━━━━━ Available records

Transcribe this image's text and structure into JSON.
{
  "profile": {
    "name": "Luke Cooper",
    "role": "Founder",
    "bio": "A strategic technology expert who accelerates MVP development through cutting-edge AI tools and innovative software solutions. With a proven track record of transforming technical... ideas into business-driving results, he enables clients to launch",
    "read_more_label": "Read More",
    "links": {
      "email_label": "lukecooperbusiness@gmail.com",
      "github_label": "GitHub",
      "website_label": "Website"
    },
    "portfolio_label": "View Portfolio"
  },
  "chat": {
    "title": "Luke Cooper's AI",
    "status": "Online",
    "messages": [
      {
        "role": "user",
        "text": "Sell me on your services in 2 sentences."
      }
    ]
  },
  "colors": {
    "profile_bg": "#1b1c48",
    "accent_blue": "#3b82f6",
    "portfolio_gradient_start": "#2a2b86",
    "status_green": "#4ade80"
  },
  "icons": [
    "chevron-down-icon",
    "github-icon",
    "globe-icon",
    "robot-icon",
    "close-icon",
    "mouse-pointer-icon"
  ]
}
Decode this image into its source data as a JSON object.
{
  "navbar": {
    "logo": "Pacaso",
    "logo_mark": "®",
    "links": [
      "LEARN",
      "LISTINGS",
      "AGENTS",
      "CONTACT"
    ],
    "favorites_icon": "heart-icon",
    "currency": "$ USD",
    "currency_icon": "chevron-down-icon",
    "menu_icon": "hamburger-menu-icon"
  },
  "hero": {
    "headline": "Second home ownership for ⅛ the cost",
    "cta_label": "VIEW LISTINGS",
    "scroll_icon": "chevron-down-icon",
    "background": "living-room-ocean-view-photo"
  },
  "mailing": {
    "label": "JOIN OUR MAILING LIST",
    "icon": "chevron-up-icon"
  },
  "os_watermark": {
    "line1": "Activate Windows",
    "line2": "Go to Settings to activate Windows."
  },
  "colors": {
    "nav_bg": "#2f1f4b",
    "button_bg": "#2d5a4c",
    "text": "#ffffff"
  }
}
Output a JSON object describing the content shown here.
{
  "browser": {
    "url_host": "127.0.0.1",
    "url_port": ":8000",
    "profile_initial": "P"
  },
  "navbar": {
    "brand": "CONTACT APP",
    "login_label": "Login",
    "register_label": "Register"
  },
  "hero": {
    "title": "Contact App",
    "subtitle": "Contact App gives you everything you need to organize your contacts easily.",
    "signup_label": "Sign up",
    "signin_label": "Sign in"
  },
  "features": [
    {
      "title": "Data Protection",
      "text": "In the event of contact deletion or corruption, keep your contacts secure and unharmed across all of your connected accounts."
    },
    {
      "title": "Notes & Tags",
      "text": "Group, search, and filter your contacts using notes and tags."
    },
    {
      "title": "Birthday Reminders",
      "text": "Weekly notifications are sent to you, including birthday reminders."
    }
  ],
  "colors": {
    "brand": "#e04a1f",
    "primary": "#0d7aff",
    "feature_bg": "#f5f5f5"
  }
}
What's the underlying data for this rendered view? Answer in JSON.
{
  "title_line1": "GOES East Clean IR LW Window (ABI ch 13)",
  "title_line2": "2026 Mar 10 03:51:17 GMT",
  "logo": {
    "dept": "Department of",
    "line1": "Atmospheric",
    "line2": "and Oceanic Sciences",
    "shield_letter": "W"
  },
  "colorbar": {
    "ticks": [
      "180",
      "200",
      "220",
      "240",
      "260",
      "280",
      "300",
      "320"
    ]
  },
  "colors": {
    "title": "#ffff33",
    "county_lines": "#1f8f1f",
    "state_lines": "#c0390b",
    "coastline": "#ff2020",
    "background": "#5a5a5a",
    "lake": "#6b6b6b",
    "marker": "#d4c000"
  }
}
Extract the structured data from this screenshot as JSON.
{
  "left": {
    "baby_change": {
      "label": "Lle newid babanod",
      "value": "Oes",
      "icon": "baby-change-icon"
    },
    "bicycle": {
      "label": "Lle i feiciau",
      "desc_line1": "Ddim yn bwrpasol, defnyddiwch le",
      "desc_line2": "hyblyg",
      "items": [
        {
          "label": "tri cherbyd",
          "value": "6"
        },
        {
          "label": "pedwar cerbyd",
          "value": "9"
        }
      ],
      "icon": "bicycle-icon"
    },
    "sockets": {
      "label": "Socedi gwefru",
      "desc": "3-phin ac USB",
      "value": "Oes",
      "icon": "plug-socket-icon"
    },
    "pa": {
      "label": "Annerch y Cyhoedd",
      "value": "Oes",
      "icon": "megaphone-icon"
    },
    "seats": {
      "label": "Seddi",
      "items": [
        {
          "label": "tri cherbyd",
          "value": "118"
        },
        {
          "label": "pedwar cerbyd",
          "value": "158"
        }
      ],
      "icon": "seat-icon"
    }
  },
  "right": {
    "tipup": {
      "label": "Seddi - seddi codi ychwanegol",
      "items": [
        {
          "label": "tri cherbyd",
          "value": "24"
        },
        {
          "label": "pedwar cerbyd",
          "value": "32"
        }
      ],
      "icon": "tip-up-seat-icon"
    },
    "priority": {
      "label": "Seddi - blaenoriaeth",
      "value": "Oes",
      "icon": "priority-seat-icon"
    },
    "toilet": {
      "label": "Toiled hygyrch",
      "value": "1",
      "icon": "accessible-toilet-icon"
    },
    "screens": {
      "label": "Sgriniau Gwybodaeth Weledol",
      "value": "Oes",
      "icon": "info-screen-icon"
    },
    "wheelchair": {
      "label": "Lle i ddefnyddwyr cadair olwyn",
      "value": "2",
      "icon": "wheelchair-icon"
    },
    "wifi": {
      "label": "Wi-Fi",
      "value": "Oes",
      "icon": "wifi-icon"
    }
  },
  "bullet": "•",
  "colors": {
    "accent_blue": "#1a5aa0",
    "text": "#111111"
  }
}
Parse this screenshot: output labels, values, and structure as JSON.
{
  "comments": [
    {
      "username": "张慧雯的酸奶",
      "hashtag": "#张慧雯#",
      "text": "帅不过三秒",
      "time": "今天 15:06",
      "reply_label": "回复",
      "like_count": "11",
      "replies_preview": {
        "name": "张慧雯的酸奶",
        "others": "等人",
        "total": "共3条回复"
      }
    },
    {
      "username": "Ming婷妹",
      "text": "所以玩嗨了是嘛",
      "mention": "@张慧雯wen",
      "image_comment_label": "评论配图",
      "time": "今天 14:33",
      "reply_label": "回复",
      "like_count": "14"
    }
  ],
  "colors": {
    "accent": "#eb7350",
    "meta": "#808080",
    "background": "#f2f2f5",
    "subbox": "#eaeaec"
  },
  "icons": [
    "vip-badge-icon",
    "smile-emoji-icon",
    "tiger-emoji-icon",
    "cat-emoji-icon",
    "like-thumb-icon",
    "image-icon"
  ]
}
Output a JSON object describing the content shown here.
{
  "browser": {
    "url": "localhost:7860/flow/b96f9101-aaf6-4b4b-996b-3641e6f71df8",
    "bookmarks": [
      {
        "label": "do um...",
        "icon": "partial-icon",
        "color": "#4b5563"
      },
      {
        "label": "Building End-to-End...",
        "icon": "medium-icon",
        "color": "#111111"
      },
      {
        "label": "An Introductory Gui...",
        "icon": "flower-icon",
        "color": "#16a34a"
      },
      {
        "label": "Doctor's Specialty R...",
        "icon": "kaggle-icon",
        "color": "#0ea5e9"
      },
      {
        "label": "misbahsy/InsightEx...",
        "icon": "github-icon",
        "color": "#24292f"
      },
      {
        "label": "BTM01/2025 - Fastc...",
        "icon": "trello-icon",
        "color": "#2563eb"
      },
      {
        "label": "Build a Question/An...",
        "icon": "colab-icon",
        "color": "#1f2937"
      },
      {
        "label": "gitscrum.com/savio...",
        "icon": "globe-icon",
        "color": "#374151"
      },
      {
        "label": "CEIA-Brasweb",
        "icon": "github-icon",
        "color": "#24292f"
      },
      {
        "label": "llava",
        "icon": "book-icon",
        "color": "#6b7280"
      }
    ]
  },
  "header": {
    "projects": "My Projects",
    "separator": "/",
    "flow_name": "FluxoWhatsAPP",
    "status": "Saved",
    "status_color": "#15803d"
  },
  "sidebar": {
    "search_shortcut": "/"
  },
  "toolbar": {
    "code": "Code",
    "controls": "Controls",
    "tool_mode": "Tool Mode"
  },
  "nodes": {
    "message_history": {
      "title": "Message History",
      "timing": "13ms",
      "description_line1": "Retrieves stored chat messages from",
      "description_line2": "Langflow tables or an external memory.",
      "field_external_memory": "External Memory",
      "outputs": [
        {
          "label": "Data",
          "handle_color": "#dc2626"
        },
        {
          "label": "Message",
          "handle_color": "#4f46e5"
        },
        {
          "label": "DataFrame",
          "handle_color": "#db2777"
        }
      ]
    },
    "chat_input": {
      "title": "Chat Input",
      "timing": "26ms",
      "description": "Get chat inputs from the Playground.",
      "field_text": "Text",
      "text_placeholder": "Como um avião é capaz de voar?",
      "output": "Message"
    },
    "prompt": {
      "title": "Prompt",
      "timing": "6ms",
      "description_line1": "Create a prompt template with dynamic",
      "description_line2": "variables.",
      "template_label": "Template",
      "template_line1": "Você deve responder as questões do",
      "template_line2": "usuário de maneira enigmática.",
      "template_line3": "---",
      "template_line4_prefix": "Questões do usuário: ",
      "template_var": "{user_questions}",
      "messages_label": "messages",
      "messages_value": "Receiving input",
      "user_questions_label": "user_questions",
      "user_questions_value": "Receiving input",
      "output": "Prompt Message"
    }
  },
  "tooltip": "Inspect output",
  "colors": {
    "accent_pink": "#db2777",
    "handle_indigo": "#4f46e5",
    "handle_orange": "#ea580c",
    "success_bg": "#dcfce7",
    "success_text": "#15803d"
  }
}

━━━━━━━━━━

_Problem_
Tally the lines of the records holding the word "from", then give only the resulting number.

_Response to this exercise_
3